▸ DIRECTION
Look through the data below and count each line where the word "negative" appears. Reply with the count alone.

▸ RECORDS FOR THIS EXERCISE
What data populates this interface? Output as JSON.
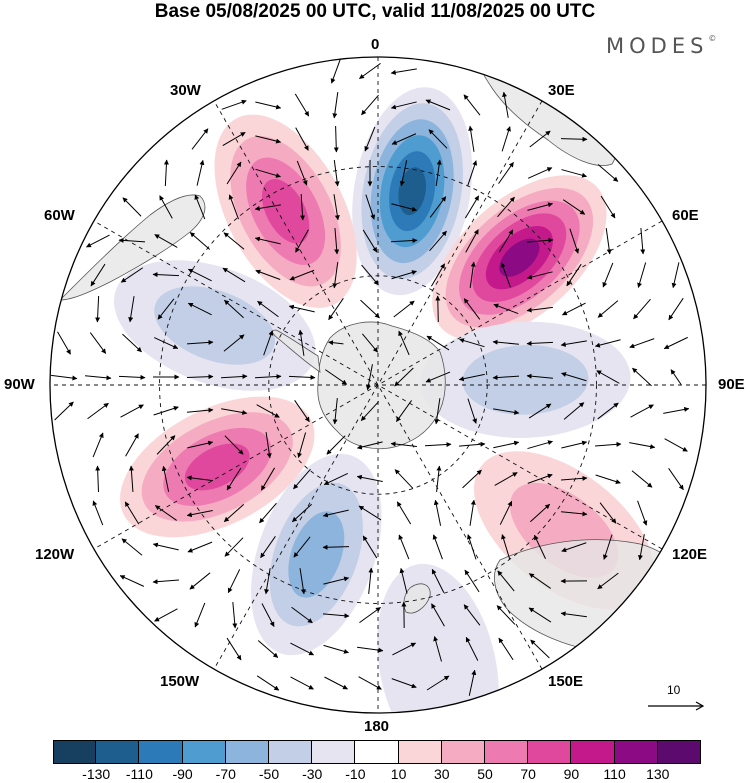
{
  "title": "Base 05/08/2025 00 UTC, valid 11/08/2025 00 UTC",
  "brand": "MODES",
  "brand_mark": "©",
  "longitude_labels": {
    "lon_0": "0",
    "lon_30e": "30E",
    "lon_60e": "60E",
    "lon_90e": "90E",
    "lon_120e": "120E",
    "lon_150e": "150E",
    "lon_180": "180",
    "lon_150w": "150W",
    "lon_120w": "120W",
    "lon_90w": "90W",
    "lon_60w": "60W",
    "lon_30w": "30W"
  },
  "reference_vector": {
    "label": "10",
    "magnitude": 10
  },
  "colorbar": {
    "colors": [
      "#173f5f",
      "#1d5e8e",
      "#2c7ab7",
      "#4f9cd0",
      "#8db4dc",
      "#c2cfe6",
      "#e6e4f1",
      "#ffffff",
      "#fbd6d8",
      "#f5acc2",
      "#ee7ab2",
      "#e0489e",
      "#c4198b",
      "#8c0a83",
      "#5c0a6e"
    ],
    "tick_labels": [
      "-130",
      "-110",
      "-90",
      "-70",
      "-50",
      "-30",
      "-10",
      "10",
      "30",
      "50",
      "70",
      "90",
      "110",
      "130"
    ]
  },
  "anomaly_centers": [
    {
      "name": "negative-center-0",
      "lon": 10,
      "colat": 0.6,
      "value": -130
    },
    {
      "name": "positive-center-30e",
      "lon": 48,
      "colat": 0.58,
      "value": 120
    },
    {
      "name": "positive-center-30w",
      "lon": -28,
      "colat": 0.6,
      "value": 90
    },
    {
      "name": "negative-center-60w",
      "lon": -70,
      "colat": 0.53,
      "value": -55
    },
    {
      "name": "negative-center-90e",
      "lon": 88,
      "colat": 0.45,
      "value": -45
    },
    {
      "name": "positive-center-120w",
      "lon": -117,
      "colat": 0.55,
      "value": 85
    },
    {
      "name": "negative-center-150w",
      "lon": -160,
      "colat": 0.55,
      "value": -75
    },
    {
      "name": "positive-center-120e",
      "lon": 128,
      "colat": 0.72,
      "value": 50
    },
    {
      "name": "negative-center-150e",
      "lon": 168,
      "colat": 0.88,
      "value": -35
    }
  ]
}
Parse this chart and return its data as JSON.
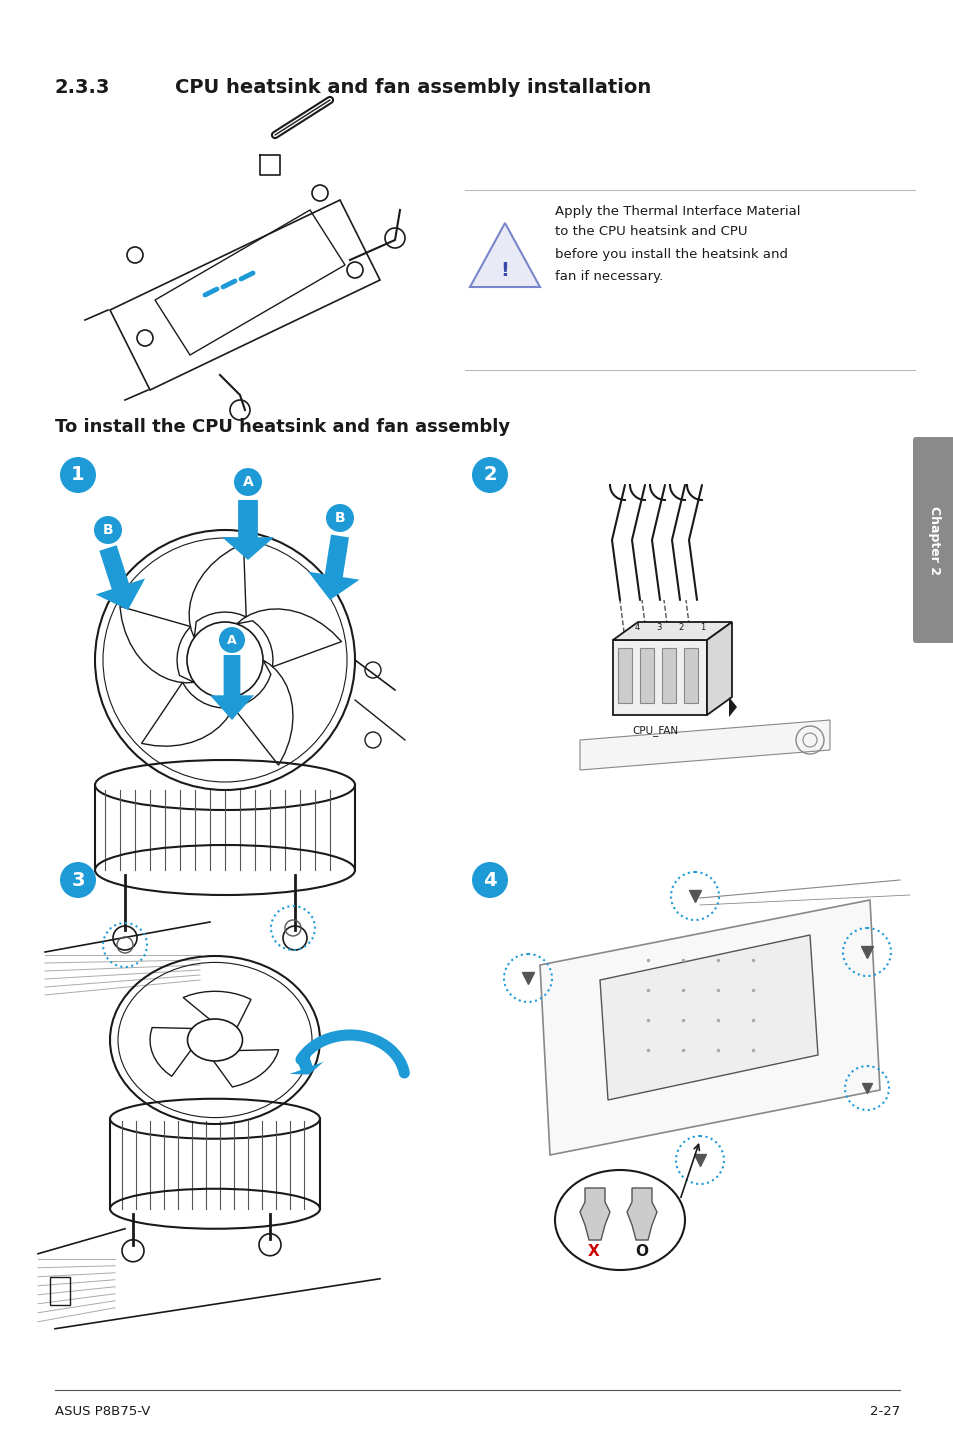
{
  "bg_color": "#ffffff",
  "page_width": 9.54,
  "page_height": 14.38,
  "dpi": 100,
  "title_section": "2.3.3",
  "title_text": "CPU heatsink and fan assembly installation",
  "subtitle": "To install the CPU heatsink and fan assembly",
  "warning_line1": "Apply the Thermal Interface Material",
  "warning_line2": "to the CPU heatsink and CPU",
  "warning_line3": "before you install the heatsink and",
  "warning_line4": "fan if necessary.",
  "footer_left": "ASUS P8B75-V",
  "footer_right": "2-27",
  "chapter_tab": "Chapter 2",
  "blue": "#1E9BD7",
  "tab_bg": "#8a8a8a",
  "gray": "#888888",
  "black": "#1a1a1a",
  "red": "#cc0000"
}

▸ RESULT
5